Stored data entries
= = = = = = =

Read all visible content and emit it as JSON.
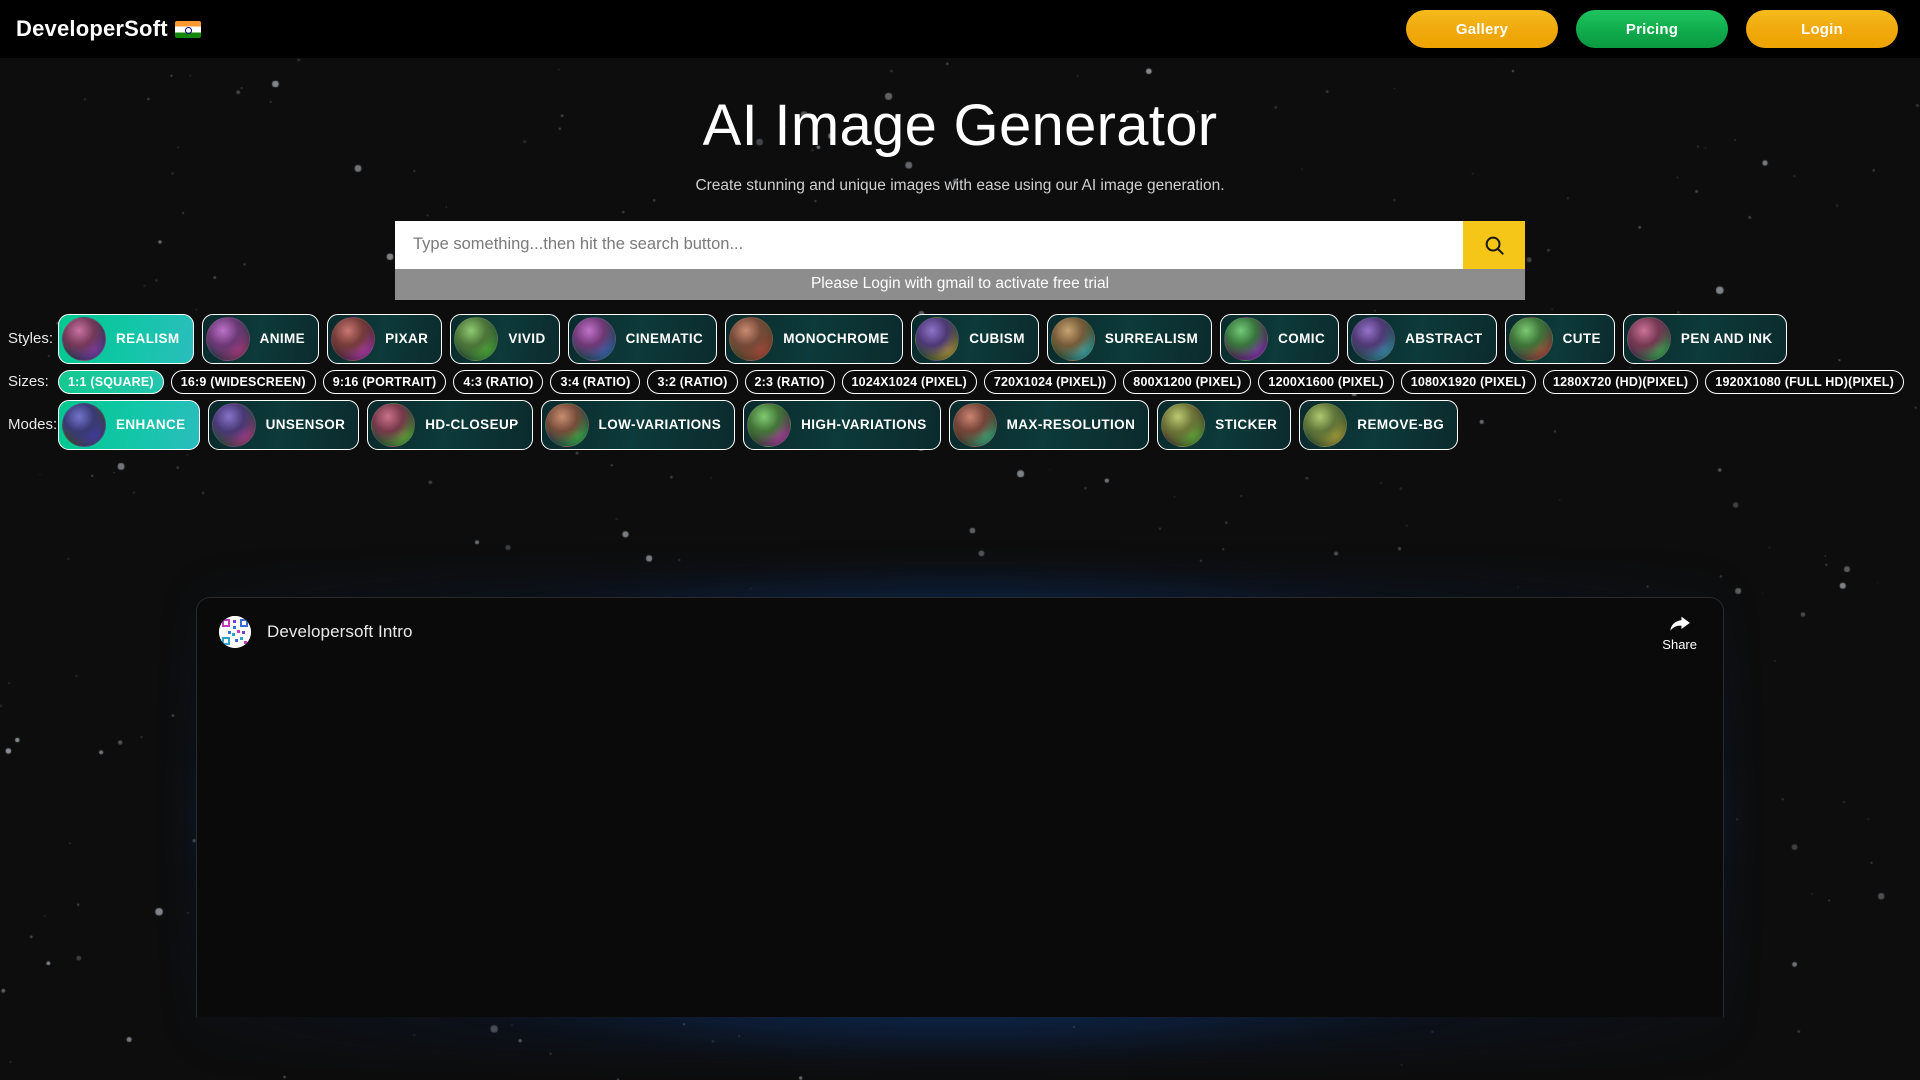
{
  "navbar": {
    "brand": "DeveloperSoft",
    "brand_flag_icon": "india-flag-icon",
    "buttons": [
      {
        "label": "Gallery",
        "color": "#f0a80c"
      },
      {
        "label": "Pricing",
        "color": "#0fa94a"
      },
      {
        "label": "Login",
        "color": "#f0a80c"
      }
    ]
  },
  "hero": {
    "title": "AI Image Generator",
    "subtitle": "Create stunning and unique images with ease using our AI image generation."
  },
  "search": {
    "placeholder": "Type something...then hit the search button...",
    "value": "",
    "button_icon": "search-icon",
    "button_color": "#f5c518",
    "notice": "Please Login with gmail to activate free trial",
    "notice_bg": "#8d8d8d"
  },
  "options": {
    "selected_color": "#12c98e",
    "styles": {
      "label": "Styles:",
      "selected": "REALISM",
      "items": [
        {
          "label": "REALISM"
        },
        {
          "label": "ANIME"
        },
        {
          "label": "PIXAR"
        },
        {
          "label": "VIVID"
        },
        {
          "label": "CINEMATIC"
        },
        {
          "label": "MONOCHROME"
        },
        {
          "label": "CUBISM"
        },
        {
          "label": "SURREALISM"
        },
        {
          "label": "COMIC"
        },
        {
          "label": "ABSTRACT"
        },
        {
          "label": "CUTE"
        },
        {
          "label": "PEN AND INK"
        }
      ]
    },
    "sizes": {
      "label": "Sizes:",
      "selected": "1:1 (SQUARE)",
      "items": [
        {
          "label": "1:1 (SQUARE)"
        },
        {
          "label": "16:9 (WIDESCREEN)"
        },
        {
          "label": "9:16 (PORTRAIT)"
        },
        {
          "label": "4:3 (RATIO)"
        },
        {
          "label": "3:4 (RATIO)"
        },
        {
          "label": "3:2 (RATIO)"
        },
        {
          "label": "2:3 (RATIO)"
        },
        {
          "label": "1024X1024 (PIXEL)"
        },
        {
          "label": "720X1024 (PIXEL))"
        },
        {
          "label": "800X1200 (PIXEL)"
        },
        {
          "label": "1200X1600 (PIXEL)"
        },
        {
          "label": "1080X1920 (PIXEL)"
        },
        {
          "label": "1280X720 (HD)(PIXEL)"
        },
        {
          "label": "1920X1080 (FULL HD)(PIXEL)"
        }
      ]
    },
    "modes": {
      "label": "Modes:",
      "selected": "ENHANCE",
      "items": [
        {
          "label": "ENHANCE"
        },
        {
          "label": "UNSENSOR"
        },
        {
          "label": "HD-CLOSEUP"
        },
        {
          "label": "LOW-VARIATIONS"
        },
        {
          "label": "HIGH-VARIATIONS"
        },
        {
          "label": "MAX-RESOLUTION"
        },
        {
          "label": "STICKER"
        },
        {
          "label": "REMOVE-BG"
        }
      ]
    }
  },
  "video": {
    "title": "Developersoft Intro",
    "avatar_icon": "qr-code-avatar-icon",
    "share_label": "Share",
    "share_icon": "share-arrow-icon",
    "glow_color": "#176ad6"
  }
}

= = = = = = =

Repeat the records above exactly, leaving out the pictures.

● OUTPUT BELOW:
Read all visible content and emit it as JSON.
{
  "navbar": {
    "brand": "DeveloperSoft",
    "brand_flag_icon": "india-flag-icon",
    "buttons": [
      {
        "label": "Gallery",
        "color": "#f0a80c"
      },
      {
        "label": "Pricing",
        "color": "#0fa94a"
      },
      {
        "label": "Login",
        "color": "#f0a80c"
      }
    ]
  },
  "hero": {
    "title": "AI Image Generator",
    "subtitle": "Create stunning and unique images with ease using our AI image generation."
  },
  "search": {
    "placeholder": "Type something...then hit the search button...",
    "value": "",
    "button_icon": "search-icon",
    "button_color": "#f5c518",
    "notice": "Please Login with gmail to activate free trial",
    "notice_bg": "#8d8d8d"
  },
  "options": {
    "selected_color": "#12c98e",
    "styles": {
      "label": "Styles:",
      "selected": "REALISM",
      "items": [
        {
          "label": "REALISM"
        },
        {
          "label": "ANIME"
        },
        {
          "label": "PIXAR"
        },
        {
          "label": "VIVID"
        },
        {
          "label": "CINEMATIC"
        },
        {
          "label": "MONOCHROME"
        },
        {
          "label": "CUBISM"
        },
        {
          "label": "SURREALISM"
        },
        {
          "label": "COMIC"
        },
        {
          "label": "ABSTRACT"
        },
        {
          "label": "CUTE"
        },
        {
          "label": "PEN AND INK"
        }
      ]
    },
    "sizes": {
      "label": "Sizes:",
      "selected": "1:1 (SQUARE)",
      "items": [
        {
          "label": "1:1 (SQUARE)"
        },
        {
          "label": "16:9 (WIDESCREEN)"
        },
        {
          "label": "9:16 (PORTRAIT)"
        },
        {
          "label": "4:3 (RATIO)"
        },
        {
          "label": "3:4 (RATIO)"
        },
        {
          "label": "3:2 (RATIO)"
        },
        {
          "label": "2:3 (RATIO)"
        },
        {
          "label": "1024X1024 (PIXEL)"
        },
        {
          "label": "720X1024 (PIXEL))"
        },
        {
          "label": "800X1200 (PIXEL)"
        },
        {
          "label": "1200X1600 (PIXEL)"
        },
        {
          "label": "1080X1920 (PIXEL)"
        },
        {
          "label": "1280X720 (HD)(PIXEL)"
        },
        {
          "label": "1920X1080 (FULL HD)(PIXEL)"
        }
      ]
    },
    "modes": {
      "label": "Modes:",
      "selected": "ENHANCE",
      "items": [
        {
          "label": "ENHANCE"
        },
        {
          "label": "UNSENSOR"
        },
        {
          "label": "HD-CLOSEUP"
        },
        {
          "label": "LOW-VARIATIONS"
        },
        {
          "label": "HIGH-VARIATIONS"
        },
        {
          "label": "MAX-RESOLUTION"
        },
        {
          "label": "STICKER"
        },
        {
          "label": "REMOVE-BG"
        }
      ]
    }
  },
  "video": {
    "title": "Developersoft Intro",
    "avatar_icon": "qr-code-avatar-icon",
    "share_label": "Share",
    "share_icon": "share-arrow-icon",
    "glow_color": "#176ad6"
  }
}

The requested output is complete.